● Passage
────────────────
Abstract

Los Angeles and history are not terms that couple easily in the popular imaginary or, for that matter, in the imagination of scholars who study American society and culture. Rather, accounts of this city's past evoke and at times emulate turn-of-the-century booster promotions intended to draw émigrés to a land of prosperity and progress, a place where the future would arrive first; that future focus has held an undue grip on our analysis of greater Los Angeles. If we were to resurrect the pueblo and re-examine the first decades of city building following the American conquest we would discover a border zone, a site and locale where people, resources, and ideas originating across the globe came together and in coming together, Tongva, Spaniards, Mexicans, Californios, Yankees, and others created a hybrid or metis city and culture. Within this border city, Anglos asserted their political, economic, and social capital and in doing so orchestrated and regulated the use and meaning of urban space through agencies and institutions of the local state. Social segregation (by race-ethnicity, income, gender) and functional segregation (zoning activities and assigning these to discrete districts) are signature aspects of American cities and Angelenos used both in a process of place-making and identity formation that defined space in the city. That history matters because all manner of metrics underscore the fact that space matters; where you live, which school district or council district you call home, which hospital an ambulance takes you to, all those lines on the map define the odds you will graduate high school, attend a university, or whether you will survive a heart attack.
────────────────
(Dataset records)
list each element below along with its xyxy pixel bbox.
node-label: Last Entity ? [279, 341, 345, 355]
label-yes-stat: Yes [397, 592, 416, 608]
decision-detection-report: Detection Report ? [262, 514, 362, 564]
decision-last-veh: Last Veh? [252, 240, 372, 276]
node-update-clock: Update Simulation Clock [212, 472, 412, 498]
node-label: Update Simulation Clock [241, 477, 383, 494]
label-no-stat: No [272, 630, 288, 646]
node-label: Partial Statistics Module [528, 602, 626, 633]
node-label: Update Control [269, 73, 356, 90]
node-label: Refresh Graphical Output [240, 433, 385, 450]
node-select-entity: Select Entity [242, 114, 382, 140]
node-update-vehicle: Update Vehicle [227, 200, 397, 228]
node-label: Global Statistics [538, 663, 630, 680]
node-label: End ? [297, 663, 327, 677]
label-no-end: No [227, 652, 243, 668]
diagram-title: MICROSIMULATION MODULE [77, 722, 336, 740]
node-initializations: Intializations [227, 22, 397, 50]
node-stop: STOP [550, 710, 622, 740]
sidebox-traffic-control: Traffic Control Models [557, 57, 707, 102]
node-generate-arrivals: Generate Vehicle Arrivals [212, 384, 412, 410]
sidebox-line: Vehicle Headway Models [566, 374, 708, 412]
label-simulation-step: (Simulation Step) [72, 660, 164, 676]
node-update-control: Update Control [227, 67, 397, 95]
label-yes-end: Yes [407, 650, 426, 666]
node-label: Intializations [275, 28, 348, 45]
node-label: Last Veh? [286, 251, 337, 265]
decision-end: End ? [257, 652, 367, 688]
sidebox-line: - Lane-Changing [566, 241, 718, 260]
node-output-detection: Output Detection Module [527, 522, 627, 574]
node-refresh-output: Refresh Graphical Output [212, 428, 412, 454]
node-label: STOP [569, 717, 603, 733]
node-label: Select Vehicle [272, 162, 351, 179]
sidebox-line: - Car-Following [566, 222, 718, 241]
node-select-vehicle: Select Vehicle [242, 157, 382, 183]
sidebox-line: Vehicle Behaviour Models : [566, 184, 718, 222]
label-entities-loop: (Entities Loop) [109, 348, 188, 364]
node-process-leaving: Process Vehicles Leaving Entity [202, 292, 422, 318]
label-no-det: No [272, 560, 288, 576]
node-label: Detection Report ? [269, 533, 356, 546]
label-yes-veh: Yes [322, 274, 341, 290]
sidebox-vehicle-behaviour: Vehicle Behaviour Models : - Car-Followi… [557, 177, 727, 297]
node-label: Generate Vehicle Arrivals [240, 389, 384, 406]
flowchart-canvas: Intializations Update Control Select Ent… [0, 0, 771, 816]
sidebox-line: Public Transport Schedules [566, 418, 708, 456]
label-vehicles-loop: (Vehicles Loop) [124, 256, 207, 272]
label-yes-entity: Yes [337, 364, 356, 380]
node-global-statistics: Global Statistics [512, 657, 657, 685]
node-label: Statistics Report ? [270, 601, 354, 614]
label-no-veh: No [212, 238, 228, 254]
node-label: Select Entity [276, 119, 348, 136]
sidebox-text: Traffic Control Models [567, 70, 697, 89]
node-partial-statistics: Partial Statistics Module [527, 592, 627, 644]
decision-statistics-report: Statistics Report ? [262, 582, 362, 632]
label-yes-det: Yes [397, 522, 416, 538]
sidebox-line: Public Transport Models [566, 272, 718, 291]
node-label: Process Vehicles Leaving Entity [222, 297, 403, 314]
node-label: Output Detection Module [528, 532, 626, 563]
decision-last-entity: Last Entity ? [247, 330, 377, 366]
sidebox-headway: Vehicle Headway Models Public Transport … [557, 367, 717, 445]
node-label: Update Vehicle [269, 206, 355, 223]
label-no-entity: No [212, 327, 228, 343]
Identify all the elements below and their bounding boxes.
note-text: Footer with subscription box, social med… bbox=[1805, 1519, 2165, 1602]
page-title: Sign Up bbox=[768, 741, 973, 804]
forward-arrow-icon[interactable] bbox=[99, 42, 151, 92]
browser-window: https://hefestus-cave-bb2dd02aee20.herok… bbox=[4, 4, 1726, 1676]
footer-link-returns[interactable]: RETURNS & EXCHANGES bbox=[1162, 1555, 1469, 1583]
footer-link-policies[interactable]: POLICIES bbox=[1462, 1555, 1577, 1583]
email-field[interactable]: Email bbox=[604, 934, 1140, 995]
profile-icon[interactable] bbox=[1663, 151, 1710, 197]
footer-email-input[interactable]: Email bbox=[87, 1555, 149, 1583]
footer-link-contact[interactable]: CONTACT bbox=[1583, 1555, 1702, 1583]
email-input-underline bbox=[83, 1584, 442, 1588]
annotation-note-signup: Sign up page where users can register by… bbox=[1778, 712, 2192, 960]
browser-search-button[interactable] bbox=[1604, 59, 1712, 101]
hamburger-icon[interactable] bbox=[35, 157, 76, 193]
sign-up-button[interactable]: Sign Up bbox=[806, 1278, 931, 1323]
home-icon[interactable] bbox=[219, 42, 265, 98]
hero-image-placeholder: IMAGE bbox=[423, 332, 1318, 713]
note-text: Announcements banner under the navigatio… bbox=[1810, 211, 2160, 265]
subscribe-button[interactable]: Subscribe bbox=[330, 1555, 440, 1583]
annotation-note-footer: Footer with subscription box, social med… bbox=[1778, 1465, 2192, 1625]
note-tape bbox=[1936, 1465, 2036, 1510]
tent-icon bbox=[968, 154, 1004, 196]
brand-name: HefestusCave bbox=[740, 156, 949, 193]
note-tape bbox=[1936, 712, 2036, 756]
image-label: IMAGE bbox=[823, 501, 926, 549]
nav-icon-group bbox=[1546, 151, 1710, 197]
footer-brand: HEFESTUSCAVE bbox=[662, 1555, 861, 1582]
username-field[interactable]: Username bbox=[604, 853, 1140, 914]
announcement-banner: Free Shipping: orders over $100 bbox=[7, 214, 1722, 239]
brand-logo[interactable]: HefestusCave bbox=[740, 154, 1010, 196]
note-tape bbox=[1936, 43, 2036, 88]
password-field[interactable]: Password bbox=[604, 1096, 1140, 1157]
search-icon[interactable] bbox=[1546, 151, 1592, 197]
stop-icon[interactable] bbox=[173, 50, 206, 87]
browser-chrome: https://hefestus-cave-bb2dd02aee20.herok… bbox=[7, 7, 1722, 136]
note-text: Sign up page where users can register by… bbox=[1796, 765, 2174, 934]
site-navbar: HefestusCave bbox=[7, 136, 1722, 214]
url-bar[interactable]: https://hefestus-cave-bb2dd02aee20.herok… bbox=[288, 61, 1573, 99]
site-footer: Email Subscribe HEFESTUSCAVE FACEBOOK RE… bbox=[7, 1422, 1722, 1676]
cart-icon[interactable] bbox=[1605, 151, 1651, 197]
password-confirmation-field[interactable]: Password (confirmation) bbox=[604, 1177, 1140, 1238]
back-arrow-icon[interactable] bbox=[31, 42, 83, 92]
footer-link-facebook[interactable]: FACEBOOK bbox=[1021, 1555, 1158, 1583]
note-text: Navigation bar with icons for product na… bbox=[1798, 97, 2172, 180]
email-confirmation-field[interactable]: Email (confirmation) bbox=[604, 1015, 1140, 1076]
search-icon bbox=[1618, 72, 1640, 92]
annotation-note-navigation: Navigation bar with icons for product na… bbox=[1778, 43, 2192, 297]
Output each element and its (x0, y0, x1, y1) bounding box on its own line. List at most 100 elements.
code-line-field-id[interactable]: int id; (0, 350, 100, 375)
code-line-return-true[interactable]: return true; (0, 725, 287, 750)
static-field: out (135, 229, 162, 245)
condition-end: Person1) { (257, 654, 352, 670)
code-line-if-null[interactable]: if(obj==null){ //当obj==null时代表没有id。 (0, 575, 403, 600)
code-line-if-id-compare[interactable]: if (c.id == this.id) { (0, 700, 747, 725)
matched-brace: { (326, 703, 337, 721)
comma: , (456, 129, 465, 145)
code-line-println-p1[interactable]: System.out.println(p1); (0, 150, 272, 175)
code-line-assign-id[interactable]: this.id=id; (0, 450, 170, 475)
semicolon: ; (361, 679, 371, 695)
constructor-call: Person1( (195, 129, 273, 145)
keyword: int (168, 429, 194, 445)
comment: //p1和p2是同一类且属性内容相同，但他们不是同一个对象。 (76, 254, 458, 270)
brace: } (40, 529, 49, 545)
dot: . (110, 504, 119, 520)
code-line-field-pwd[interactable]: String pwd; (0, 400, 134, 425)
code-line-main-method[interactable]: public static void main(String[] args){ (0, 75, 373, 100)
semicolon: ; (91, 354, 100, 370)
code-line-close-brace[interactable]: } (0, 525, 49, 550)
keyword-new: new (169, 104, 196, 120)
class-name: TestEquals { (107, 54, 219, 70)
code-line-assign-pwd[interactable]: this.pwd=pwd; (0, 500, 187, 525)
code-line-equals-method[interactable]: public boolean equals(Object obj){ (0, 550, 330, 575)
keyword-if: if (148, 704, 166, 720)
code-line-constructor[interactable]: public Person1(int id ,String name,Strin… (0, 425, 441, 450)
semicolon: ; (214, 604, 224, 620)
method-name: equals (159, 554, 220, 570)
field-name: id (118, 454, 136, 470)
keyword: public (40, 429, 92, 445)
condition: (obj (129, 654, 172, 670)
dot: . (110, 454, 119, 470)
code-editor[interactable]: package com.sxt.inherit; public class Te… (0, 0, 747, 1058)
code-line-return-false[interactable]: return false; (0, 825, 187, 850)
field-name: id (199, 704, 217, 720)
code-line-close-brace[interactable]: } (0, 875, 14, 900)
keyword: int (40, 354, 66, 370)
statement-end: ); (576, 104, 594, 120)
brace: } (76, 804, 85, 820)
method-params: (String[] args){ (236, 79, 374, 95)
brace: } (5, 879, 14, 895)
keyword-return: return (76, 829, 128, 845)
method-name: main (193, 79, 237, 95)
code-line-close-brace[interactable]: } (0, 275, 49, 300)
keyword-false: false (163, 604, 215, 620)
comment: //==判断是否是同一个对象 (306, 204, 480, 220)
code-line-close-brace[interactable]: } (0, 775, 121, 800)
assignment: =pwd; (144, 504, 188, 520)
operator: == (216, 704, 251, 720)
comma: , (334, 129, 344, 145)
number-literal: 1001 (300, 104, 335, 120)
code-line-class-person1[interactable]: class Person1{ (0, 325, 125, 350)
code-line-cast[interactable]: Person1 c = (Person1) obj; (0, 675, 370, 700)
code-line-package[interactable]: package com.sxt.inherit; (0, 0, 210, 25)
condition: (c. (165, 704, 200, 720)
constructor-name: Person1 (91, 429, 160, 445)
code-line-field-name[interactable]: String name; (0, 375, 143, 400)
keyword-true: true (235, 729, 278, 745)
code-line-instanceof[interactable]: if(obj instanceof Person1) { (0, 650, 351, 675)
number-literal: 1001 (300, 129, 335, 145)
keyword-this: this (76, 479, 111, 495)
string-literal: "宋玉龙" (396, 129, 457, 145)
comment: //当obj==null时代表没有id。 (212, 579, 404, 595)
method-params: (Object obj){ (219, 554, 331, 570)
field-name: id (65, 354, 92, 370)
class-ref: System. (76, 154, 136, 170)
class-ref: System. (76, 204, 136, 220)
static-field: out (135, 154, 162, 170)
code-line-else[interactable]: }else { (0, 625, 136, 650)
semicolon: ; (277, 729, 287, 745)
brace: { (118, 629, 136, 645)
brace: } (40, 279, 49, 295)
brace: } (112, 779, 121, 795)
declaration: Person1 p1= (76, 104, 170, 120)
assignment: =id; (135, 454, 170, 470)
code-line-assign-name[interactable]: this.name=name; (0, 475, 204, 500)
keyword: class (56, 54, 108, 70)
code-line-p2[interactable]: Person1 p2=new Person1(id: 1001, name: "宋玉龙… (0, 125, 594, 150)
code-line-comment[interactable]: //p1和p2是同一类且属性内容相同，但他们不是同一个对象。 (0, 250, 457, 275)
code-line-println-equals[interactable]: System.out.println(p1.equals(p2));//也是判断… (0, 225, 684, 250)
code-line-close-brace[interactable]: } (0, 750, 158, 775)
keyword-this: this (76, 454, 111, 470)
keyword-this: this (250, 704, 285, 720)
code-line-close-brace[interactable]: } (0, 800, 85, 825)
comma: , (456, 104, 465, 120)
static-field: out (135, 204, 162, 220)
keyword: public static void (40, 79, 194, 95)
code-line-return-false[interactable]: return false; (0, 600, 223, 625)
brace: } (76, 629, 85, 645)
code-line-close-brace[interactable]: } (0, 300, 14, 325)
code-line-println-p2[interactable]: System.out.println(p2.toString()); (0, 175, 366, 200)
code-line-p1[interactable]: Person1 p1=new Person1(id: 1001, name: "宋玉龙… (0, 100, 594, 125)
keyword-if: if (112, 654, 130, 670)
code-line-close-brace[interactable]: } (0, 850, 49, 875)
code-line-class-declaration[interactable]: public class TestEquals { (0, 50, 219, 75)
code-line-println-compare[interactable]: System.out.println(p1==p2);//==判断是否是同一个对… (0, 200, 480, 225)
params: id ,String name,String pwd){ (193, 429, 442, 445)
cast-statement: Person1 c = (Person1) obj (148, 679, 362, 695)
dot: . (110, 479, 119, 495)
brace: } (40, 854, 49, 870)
────────────────
● Activity
Condense the abstract's paragraph beginning "Los Angeles and history are not terms" into a bulleted list that keeps its main facts. Work from the abstract alone and disregard the entries.

● Solution for this problem
- Los Angeles is rarely linked with history, either in popular thought or by scholars of American society and culture.
- Accounts of the city's past echo turn-of-the-century booster promotions that presented it as a land of prosperity and progress where the future would arrive first. This focus on the future has held an undue grip on analysis of greater Los Angeles.
- Re-examining the pueblo and the first decades of city building after the American conquest would reveal a border zone. There, people, resources, and ideas from across the globe met, and Tongva, Spaniards, Mexicans, Californios, Yankees, and others created a hybrid or metis city and culture.
- In this border city, Anglos asserted political, economic, and social capital. Through local state agencies and institutions, they regulated the use and meaning of urban space.
- Social segregation (by race-ethnicity, income, gender) and functional segregation (zoning activities into discrete districts) are signature aspects of American cities. Angelenos used both in place-making and identity formation that defined space in the city.
- This history matters because space matters. Where you live, your school or council district, and which hospital an ambulance takes you to shape your odds of graduating high school, attending a university, or surviving a heart attack.